:: Texte proposé ::
☆ ☆ ☆ ☆ ☆ ☆ ☆
L’argot ivoirien, communément appelé le « nouchi » se développe dans les années 1980. Il est composé de français et d’emprunts aux langues locales ivoiriennes. Il occupe actuellement une place centrale au sein des techniques de communication du pays, véritable marqueur identitaire, il promeut l’unité nationale. Le nouchi est populaire dans tous les milieux, on peut l’entendre dans la rue, dans le milieu artistique, lors de campagnes publicitaires, et même dans les journaux. Il s’érige en un signe de reconnaissance et d’identification du groupe. L’argot ivoirien rayonne au-delà des frontières du pays et influence d’autres langues. En effet, en France, quatre mots de nouchi ont été intégrés au sein du petit Larousse illustré : enjailler, brouteurs, go et boucantier. Les français, ainsi que de nombreux étrangers, se rendent à l’institut français situé en Côte d’Ivoire, afin de prendre des cours de nouchi.
☆ ☆ ☆ ☆ ☆ ☆ ☆
:: Lignes enregistrées ::
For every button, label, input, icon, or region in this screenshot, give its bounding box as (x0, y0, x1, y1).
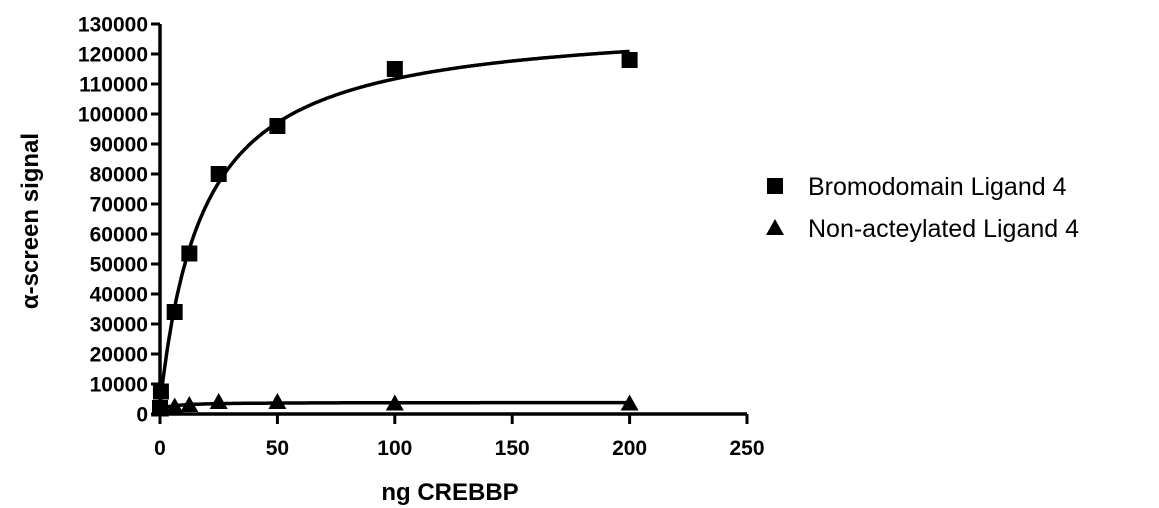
data-point (268, 393, 287, 409)
x-tick-label: 0 (154, 437, 166, 460)
data-point (152, 383, 169, 400)
y-tick-label: 40000 (90, 284, 148, 307)
y-tick-label: 100000 (78, 104, 148, 127)
data-point (386, 61, 403, 77)
fit-curves (158, 49, 630, 412)
legend: Bromodomain Ligand 4 Non-acteylated Ligan… (766, 173, 1079, 243)
data-point (180, 396, 199, 412)
x-tick-label: 200 (612, 437, 647, 460)
legend-label: Bromodomain Ligand 4 (808, 173, 1067, 201)
y-tick-label: 90000 (90, 134, 148, 157)
y-tick-label: 50000 (90, 254, 148, 277)
x-tick-label: 150 (495, 437, 530, 460)
data-point (209, 393, 228, 409)
y-axis-title: α-screen signal (17, 133, 44, 309)
data-point (621, 52, 638, 68)
data-points (151, 52, 639, 417)
y-tick-label: 60000 (90, 224, 148, 247)
x-axis-title: ng CREBBP (381, 479, 518, 506)
y-tick-label: 20000 (90, 344, 148, 367)
y-tick-label: 10000 (90, 374, 148, 397)
data-point (166, 304, 183, 320)
y-tick-label: 80000 (90, 164, 148, 187)
legend-marker (767, 178, 783, 194)
x-tick-label: 50 (266, 437, 289, 460)
y-tick-label: 130000 (78, 14, 148, 37)
y-tick-label: 120000 (78, 44, 148, 67)
y-tick-label: 110000 (79, 74, 148, 97)
data-point (165, 397, 184, 414)
legend-marker (766, 219, 784, 235)
x-tick-label: 250 (729, 437, 764, 460)
y-tick-label: 0 (136, 404, 148, 427)
fit-curve-0 (158, 49, 630, 406)
data-point (181, 245, 198, 262)
y-tick-label: 30000 (90, 314, 148, 337)
data-point (269, 118, 286, 134)
y-axis-ticks: 0 10000 20000 30000 40000 50000 60000 70000 8000… (78, 14, 160, 427)
x-axis-ticks: 0 50 100 150 200 250 (154, 414, 765, 460)
legend-label: Non-acteylated Ligand 4 (808, 215, 1079, 243)
data-point (151, 400, 169, 417)
data-point (620, 394, 639, 411)
data-point (385, 394, 404, 411)
y-tick-label: 70000 (90, 194, 148, 217)
data-point (210, 166, 227, 182)
x-tick-label: 100 (377, 437, 412, 460)
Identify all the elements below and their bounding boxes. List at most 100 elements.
☆ ☆ ☆ ☆ ☆ ☆ ☆
:: Travail à faire ::
Répondez aux questions suivantes à l’aide du texte sur le nouchi.
(a) De quoi le nouchi est-il composé ?
(b) Quels mots de nouchi ont été intégrés au petit Larousse illustré ?
(c) Où se rendent les Français et de nombreux étrangers pour prendre des cours de nouchi ?

:: Réponse attendue ::
(a) De français et d’emprunts aux langues locales ivoiriennes.
(b) Enjailler, brouteurs, go et boucantier.
(c) À l’institut français situé en Côte d’Ivoire.